- [AIM]:
Scan the data below for the string "answer". Show every line where it turns up.

########################################

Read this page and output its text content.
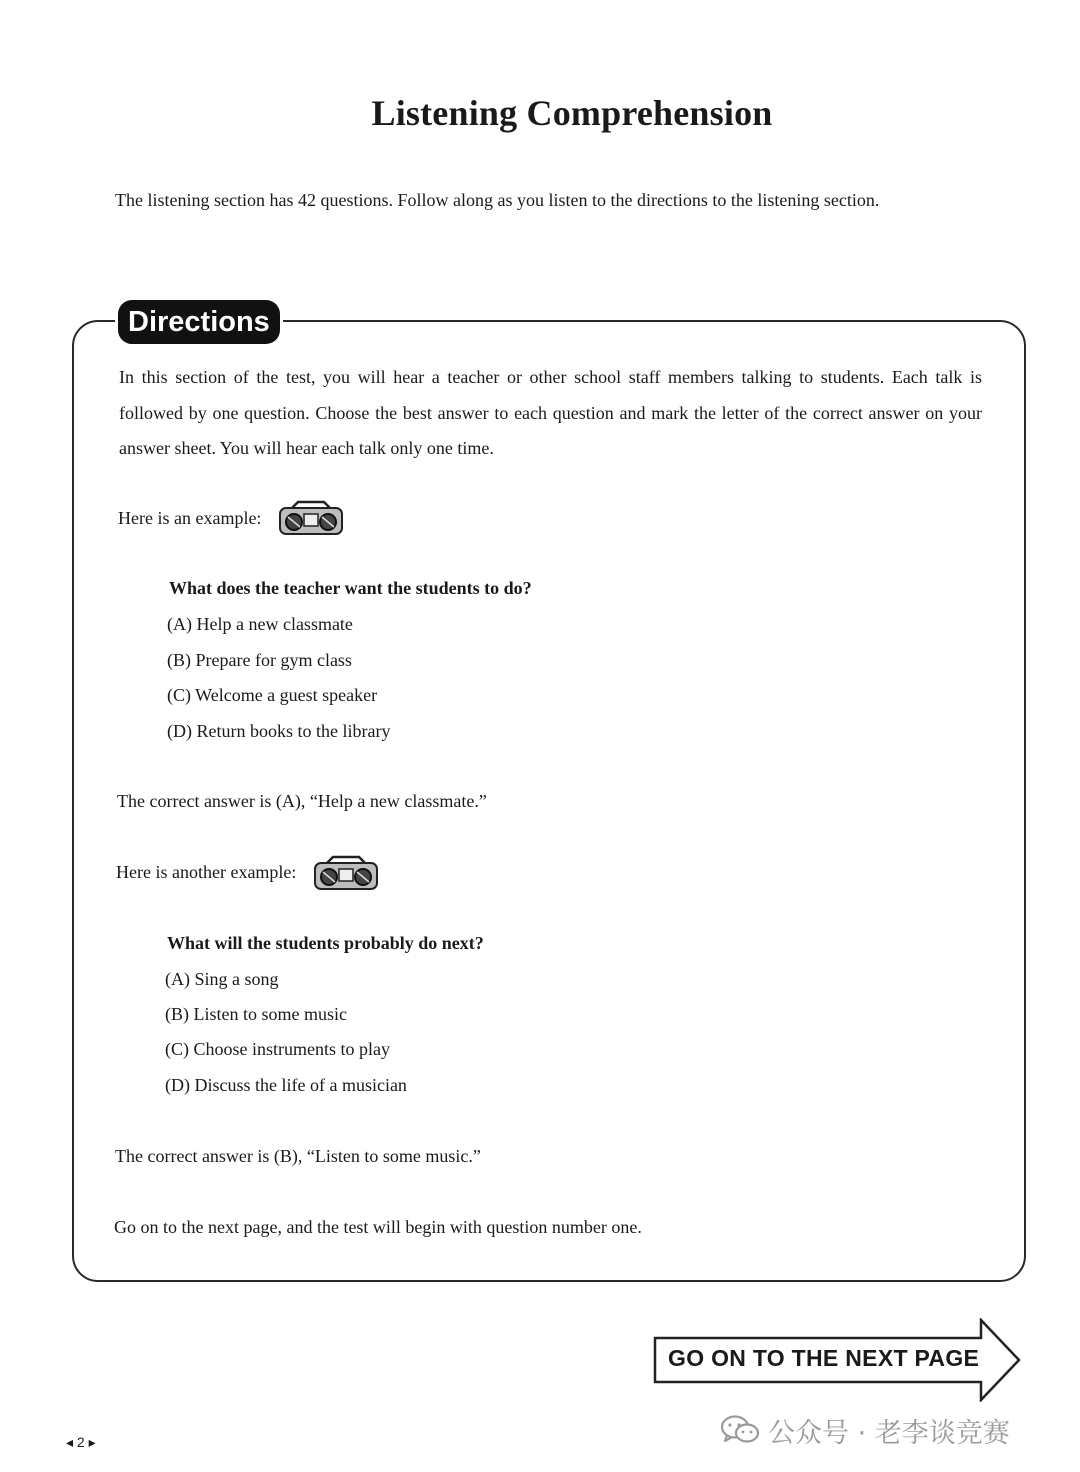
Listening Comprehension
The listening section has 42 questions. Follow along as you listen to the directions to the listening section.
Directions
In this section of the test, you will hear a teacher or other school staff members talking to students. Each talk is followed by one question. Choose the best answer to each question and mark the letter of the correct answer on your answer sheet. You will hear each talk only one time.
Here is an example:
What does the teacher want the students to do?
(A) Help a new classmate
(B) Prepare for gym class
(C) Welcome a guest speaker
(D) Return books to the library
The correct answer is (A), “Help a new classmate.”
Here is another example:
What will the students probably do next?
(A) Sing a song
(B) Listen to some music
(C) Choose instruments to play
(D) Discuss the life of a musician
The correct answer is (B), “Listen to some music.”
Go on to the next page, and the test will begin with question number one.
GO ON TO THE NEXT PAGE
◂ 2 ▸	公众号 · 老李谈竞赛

########################################

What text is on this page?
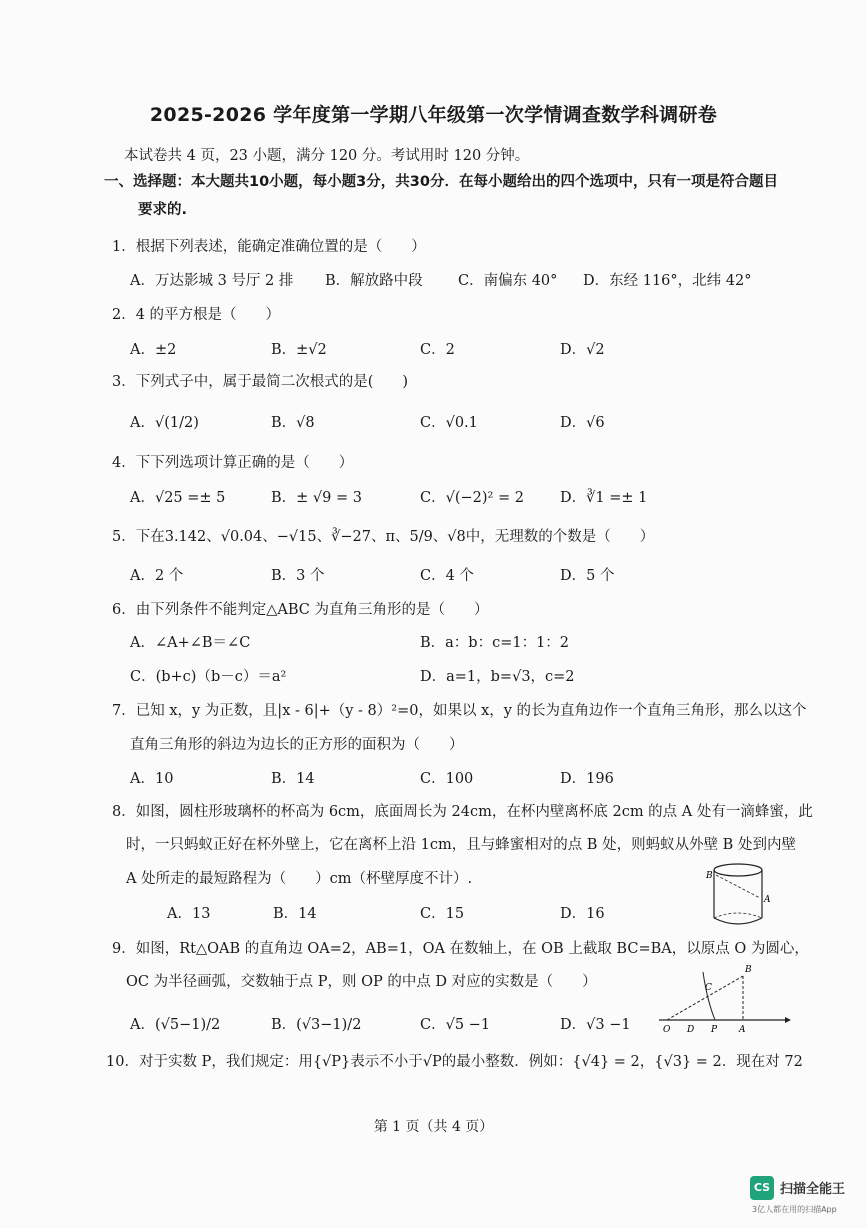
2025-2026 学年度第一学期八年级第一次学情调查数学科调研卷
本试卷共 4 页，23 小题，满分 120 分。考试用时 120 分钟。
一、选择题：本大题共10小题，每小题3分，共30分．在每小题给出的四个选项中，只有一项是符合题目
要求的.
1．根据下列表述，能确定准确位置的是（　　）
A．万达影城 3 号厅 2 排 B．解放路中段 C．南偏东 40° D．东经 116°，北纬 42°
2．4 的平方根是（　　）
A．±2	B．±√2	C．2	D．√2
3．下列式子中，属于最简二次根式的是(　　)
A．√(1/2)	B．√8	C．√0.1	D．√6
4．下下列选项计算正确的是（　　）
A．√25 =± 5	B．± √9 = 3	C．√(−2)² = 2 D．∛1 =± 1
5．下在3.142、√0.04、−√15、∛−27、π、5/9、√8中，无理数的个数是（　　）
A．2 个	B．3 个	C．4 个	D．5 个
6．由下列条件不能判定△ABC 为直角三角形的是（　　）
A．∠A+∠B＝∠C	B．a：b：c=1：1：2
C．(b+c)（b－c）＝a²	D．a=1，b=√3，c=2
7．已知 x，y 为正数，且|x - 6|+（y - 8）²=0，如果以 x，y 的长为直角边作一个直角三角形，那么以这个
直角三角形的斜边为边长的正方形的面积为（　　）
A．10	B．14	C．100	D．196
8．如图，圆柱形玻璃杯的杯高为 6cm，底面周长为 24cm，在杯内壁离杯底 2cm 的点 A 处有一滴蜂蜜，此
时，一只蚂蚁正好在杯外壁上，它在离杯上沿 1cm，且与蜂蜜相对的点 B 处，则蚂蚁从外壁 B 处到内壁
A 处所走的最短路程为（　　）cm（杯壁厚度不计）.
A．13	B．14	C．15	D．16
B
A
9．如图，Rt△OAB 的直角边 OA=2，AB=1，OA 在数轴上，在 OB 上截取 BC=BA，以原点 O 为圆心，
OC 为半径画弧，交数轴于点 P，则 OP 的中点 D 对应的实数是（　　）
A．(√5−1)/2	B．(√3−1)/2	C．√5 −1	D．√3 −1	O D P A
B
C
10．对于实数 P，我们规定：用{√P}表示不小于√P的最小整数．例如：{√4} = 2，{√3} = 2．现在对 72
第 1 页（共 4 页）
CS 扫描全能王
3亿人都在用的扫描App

########################################

- [FINISHED EXERCISE]:
In this section of the test, you will hear a teacher or other school staff members talking to students. Each talk is followed by one question. Choose the best answer to each question and mark the letter of the correct answer on your answer sheet. You will hear each talk only one time.
The correct answer is (A), “Help a new classmate.”
The correct answer is (B), “Listen to some music.”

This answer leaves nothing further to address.